>> START DATA FOR PROCESSING
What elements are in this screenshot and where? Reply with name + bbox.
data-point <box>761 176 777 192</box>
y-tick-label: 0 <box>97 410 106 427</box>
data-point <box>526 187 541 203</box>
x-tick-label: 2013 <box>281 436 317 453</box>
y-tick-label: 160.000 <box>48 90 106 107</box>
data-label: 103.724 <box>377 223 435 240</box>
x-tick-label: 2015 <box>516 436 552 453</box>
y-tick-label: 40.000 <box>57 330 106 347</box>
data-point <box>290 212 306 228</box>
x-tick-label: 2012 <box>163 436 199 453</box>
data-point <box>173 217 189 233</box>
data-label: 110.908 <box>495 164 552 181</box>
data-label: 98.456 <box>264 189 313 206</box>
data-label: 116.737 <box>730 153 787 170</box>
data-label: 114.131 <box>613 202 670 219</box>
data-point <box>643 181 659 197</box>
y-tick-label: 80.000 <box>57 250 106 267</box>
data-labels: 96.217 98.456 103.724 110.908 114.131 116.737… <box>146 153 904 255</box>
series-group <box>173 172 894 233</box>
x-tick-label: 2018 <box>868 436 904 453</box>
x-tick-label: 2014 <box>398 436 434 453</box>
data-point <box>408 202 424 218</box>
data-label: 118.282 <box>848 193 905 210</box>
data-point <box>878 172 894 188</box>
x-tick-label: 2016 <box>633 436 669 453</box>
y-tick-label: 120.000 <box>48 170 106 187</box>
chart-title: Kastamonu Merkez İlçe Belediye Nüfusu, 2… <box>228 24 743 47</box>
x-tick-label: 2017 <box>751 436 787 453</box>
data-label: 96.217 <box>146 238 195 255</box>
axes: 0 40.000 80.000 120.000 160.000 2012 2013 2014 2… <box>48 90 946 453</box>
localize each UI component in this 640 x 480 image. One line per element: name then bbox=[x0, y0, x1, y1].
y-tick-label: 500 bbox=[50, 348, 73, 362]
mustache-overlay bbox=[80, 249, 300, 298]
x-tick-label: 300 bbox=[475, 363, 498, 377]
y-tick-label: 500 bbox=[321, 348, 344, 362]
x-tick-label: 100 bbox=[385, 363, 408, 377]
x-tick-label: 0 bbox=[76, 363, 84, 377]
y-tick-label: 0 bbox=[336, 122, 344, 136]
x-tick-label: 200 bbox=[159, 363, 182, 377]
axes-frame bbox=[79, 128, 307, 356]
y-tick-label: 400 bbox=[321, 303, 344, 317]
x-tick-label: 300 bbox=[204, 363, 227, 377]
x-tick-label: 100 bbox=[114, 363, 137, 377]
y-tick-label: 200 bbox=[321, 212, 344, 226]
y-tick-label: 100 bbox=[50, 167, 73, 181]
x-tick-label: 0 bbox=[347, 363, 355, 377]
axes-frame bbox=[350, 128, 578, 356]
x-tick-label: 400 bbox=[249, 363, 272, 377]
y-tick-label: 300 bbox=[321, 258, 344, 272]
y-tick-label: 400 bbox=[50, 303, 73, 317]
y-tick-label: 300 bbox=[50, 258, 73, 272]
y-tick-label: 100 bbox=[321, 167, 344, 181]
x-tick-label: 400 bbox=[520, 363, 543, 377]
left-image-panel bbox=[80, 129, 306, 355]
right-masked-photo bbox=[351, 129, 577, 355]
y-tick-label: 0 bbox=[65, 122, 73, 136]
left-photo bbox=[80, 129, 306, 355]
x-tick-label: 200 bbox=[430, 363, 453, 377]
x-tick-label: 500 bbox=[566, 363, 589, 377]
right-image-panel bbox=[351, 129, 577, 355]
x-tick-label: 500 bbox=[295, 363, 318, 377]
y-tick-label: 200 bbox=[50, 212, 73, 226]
>> END DATA FOR PROCESSING
- **EXERCISE PROMPT**:
Pull out the lines from the start of the records up to and including the line containing "x-tick-label: 2013 <box>281 436 317 453</box>", and copy them without any change.

- **TASK OUTPUT**:
What elements are in this screenshot and where? Reply with name + bbox.
data-point <box>761 176 777 192</box>
y-tick-label: 0 <box>97 410 106 427</box>
data-point <box>526 187 541 203</box>
x-tick-label: 2013 <box>281 436 317 453</box>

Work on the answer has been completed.